Goal of the exercise: Beneath this sentence is a set of records; write each of them out exactly.

Provided records:
__________________________________________________

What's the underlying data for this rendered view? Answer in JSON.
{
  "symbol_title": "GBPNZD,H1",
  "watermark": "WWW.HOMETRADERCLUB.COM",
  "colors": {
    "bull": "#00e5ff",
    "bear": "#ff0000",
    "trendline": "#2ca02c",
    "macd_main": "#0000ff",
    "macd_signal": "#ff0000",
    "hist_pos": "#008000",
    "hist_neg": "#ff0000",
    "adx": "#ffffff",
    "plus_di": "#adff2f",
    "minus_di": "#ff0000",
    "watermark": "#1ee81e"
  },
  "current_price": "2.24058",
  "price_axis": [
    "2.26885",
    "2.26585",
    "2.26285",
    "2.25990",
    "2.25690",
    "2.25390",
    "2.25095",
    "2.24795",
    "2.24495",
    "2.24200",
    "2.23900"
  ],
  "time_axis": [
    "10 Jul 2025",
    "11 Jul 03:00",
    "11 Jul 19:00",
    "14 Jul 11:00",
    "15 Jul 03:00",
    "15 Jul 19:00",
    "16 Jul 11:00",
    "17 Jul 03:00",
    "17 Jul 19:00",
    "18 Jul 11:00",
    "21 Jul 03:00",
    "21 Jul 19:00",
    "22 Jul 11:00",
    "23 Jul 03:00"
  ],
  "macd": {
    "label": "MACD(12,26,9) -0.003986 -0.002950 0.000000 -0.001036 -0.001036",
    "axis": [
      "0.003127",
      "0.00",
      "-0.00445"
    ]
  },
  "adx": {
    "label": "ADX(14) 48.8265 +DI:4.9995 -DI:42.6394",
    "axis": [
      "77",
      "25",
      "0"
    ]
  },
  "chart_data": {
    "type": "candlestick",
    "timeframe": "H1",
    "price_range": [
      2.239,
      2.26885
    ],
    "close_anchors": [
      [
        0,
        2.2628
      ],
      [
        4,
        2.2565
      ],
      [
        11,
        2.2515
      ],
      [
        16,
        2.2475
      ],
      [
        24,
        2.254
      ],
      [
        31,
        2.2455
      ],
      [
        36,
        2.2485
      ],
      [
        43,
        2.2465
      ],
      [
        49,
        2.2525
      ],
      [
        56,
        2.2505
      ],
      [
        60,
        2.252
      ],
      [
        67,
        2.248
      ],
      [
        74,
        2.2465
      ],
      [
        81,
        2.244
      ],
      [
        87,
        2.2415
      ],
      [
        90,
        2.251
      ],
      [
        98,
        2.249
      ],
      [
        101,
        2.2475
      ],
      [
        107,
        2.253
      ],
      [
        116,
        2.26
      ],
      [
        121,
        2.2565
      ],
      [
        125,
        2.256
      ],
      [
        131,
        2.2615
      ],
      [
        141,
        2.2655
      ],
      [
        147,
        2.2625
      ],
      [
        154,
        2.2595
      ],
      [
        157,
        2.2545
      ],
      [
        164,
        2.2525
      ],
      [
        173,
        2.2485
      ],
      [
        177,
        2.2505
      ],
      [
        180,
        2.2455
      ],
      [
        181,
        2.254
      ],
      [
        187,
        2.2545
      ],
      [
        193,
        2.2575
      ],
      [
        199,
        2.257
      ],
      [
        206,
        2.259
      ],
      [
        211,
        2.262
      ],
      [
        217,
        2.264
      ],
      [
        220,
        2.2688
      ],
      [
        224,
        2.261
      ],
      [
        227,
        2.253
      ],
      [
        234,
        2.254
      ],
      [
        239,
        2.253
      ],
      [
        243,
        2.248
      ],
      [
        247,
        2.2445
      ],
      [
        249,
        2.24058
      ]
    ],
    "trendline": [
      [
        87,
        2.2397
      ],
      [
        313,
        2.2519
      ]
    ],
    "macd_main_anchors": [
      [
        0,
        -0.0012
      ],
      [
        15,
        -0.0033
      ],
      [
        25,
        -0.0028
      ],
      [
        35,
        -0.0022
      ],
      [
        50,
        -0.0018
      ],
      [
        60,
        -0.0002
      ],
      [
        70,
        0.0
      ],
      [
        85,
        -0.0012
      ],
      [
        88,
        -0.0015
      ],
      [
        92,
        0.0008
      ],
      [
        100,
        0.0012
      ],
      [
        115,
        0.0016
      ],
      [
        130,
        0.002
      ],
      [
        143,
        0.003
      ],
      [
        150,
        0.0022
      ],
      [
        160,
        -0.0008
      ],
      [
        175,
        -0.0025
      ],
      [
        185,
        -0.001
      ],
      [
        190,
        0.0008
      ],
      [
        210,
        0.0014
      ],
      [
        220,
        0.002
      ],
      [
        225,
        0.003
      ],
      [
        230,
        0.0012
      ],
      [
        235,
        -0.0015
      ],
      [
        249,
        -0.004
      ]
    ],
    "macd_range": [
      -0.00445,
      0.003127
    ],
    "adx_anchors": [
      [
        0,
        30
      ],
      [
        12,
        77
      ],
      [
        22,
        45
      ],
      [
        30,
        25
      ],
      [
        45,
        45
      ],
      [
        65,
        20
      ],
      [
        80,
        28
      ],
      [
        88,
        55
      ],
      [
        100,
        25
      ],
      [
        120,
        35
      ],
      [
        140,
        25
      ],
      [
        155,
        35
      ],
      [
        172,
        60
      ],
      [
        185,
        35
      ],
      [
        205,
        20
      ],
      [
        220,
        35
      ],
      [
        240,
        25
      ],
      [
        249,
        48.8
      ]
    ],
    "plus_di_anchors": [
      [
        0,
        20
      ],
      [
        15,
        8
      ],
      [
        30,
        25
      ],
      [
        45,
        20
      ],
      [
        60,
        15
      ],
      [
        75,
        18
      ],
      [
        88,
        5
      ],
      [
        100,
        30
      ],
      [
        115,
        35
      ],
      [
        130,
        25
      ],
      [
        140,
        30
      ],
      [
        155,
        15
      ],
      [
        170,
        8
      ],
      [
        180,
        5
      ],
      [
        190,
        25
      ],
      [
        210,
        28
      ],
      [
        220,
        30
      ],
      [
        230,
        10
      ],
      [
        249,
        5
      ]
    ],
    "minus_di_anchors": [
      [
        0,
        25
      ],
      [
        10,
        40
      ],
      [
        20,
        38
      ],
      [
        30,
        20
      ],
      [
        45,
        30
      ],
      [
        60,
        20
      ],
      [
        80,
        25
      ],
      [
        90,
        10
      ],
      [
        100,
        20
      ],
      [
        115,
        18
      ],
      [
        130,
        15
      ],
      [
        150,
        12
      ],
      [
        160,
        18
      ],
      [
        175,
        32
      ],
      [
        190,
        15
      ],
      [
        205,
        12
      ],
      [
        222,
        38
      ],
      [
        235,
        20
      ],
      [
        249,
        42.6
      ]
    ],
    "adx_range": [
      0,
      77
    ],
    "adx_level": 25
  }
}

__________________________________________________

Output for this exercise:
What's the underlying data for this rendered view? Answer in JSON.
{
  "symbol_title": "GBPNZD,H1",
  "watermark": "WWW.HOMETRADERCLUB.COM",
  "colors": {
    "bull": "#00e5ff",
    "bear": "#ff0000",
    "trendline": "#2ca02c",
    "macd_main": "#0000ff",
    "macd_signal": "#ff0000",
    "hist_pos": "#008000",
    "hist_neg": "#ff0000",
    "adx": "#ffffff",
    "plus_di": "#adff2f",
    "minus_di": "#ff0000",
    "watermark": "#1ee81e"
  },
  "current_price": "2.24058",
  "price_axis": [
    "2.26885",
    "2.26585",
    "2.26285",
    "2.25990",
    "2.25690",
    "2.25390",
    "2.25095",
    "2.24795",
    "2.24495",
    "2.24200",
    "2.23900"
  ],
  "time_axis": [
    "10 Jul 2025",
    "11 Jul 03:00",
    "11 Jul 19:00",
    "14 Jul 11:00",
    "15 Jul 03:00",
    "15 Jul 19:00",
    "16 Jul 11:00",
    "17 Jul 03:00",
    "17 Jul 19:00",
    "18 Jul 11:00",
    "21 Jul 03:00",
    "21 Jul 19:00",
    "22 Jul 11:00",
    "23 Jul 03:00"
  ],
  "macd": {
    "label": "MACD(12,26,9) -0.003986 -0.002950 0.000000 -0.001036 -0.001036",
    "axis": [
      "0.003127",
      "0.00",
      "-0.00445"
    ]
  },
  "adx": {
    "label": "ADX(14) 48.8265 +DI:4.9995 -DI:42.6394",
    "axis": [
      "77",
      "25",
      "0"
    ]
  },
  "chart_data": {
    "type": "candlestick",
    "timeframe": "H1",
    "price_range": [
      2.239,
      2.26885
    ],
    "close_anchors": [
      [
        0,
        2.2628
      ],
      [
        4,
        2.2565
      ],
      [
        11,
        2.2515
      ],
      [
        16,
        2.2475
      ],
      [
        24,
        2.254
      ],
      [
        31,
        2.2455
      ],
      [
        36,
        2.2485
      ],
      [
        43,
        2.2465
      ],
      [
        49,
        2.2525
      ],
      [
        56,
        2.2505
      ],
      [
        60,
        2.252
      ],
      [
        67,
        2.248
      ],
      [
        74,
        2.2465
      ],
      [
        81,
        2.244
      ],
      [
        87,
        2.2415
      ],
      [
        90,
        2.251
      ],
      [
        98,
        2.249
      ],
      [
        101,
        2.2475
      ],
      [
        107,
        2.253
      ],
      [
        116,
        2.26
      ],
      [
        121,
        2.2565
      ],
      [
        125,
        2.256
      ],
      [
        131,
        2.2615
      ],
      [
        141,
        2.2655
      ],
      [
        147,
        2.2625
      ],
      [
        154,
        2.2595
      ],
      [
        157,
        2.2545
      ],
      [
        164,
        2.2525
      ],
      [
        173,
        2.2485
      ],
      [
        177,
        2.2505
      ],
      [
        180,
        2.2455
      ],
      [
        181,
        2.254
      ],
      [
        187,
        2.2545
      ],
      [
        193,
        2.2575
      ],
      [
        199,
        2.257
      ],
      [
        206,
        2.259
      ],
      [
        211,
        2.262
      ],
      [
        217,
        2.264
      ],
      [
        220,
        2.2688
      ],
      [
        224,
        2.261
      ],
      [
        227,
        2.253
      ],
      [
        234,
        2.254
      ],
      [
        239,
        2.253
      ],
      [
        243,
        2.248
      ],
      [
        247,
        2.2445
      ],
      [
        249,
        2.24058
      ]
    ],
    "trendline": [
      [
        87,
        2.2397
      ],
      [
        313,
        2.2519
      ]
    ],
    "macd_main_anchors": [
      [
        0,
        -0.0012
      ],
      [
        15,
        -0.0033
      ],
      [
        25,
        -0.0028
      ],
      [
        35,
        -0.0022
      ],
      [
        50,
        -0.0018
      ],
      [
        60,
        -0.0002
      ],
      [
        70,
        0.0
      ],
      [
        85,
        -0.0012
      ],
      [
        88,
        -0.0015
      ],
      [
        92,
        0.0008
      ],
      [
        100,
        0.0012
      ],
      [
        115,
        0.0016
      ],
      [
        130,
        0.002
      ],
      [
        143,
        0.003
      ],
      [
        150,
        0.0022
      ],
      [
        160,
        -0.0008
      ],
      [
        175,
        -0.0025
      ],
      [
        185,
        -0.001
      ],
      [
        190,
        0.0008
      ],
      [
        210,
        0.0014
      ],
      [
        220,
        0.002
      ],
      [
        225,
        0.003
      ],
      [
        230,
        0.0012
      ],
      [
        235,
        -0.0015
      ],
      [
        249,
        -0.004
      ]
    ],
    "macd_range": [
      -0.00445,
      0.003127
    ],
    "adx_anchors": [
      [
        0,
        30
      ],
      [
        12,
        77
      ],
      [
        22,
        45
      ],
      [
        30,
        25
      ],
      [
        45,
        45
      ],
      [
        65,
        20
      ],
      [
        80,
        28
      ],
      [
        88,
        55
      ],
      [
        100,
        25
      ],
      [
        120,
        35
      ],
      [
        140,
        25
      ],
      [
        155,
        35
      ],
      [
        172,
        60
      ],
      [
        185,
        35
      ],
      [
        205,
        20
      ],
      [
        220,
        35
      ],
      [
        240,
        25
      ],
      [
        249,
        48.8
      ]
    ],
    "plus_di_anchors": [
      [
        0,
        20
      ],
      [
        15,
        8
      ],
      [
        30,
        25
      ],
      [
        45,
        20
      ],
      [
        60,
        15
      ],
      [
        75,
        18
      ],
      [
        88,
        5
      ],
      [
        100,
        30
      ],
      [
        115,
        35
      ],
      [
        130,
        25
      ],
      [
        140,
        30
      ],
      [
        155,
        15
      ],
      [
        170,
        8
      ],
      [
        180,
        5
      ],
      [
        190,
        25
      ],
      [
        210,
        28
      ],
      [
        220,
        30
      ],
      [
        230,
        10
      ],
      [
        249,
        5
      ]
    ],
    "minus_di_anchors": [
      [
        0,
        25
      ],
      [
        10,
        40
      ],
      [
        20,
        38
      ],
      [
        30,
        20
      ],
      [
        45,
        30
      ],
      [
        60,
        20
      ],
      [
        80,
        25
      ],
      [
        90,
        10
      ],
      [
        100,
        20
      ],
      [
        115,
        18
      ],
      [
        130,
        15
      ],
      [
        150,
        12
      ],
      [
        160,
        18
      ],
      [
        175,
        32
      ],
      [
        190,
        15
      ],
      [
        205,
        12
      ],
      [
        222,
        38
      ],
      [
        235,
        20
      ],
      [
        249,
        42.6
      ]
    ],
    "adx_range": [
      0,
      77
    ],
    "adx_level": 25
  }
}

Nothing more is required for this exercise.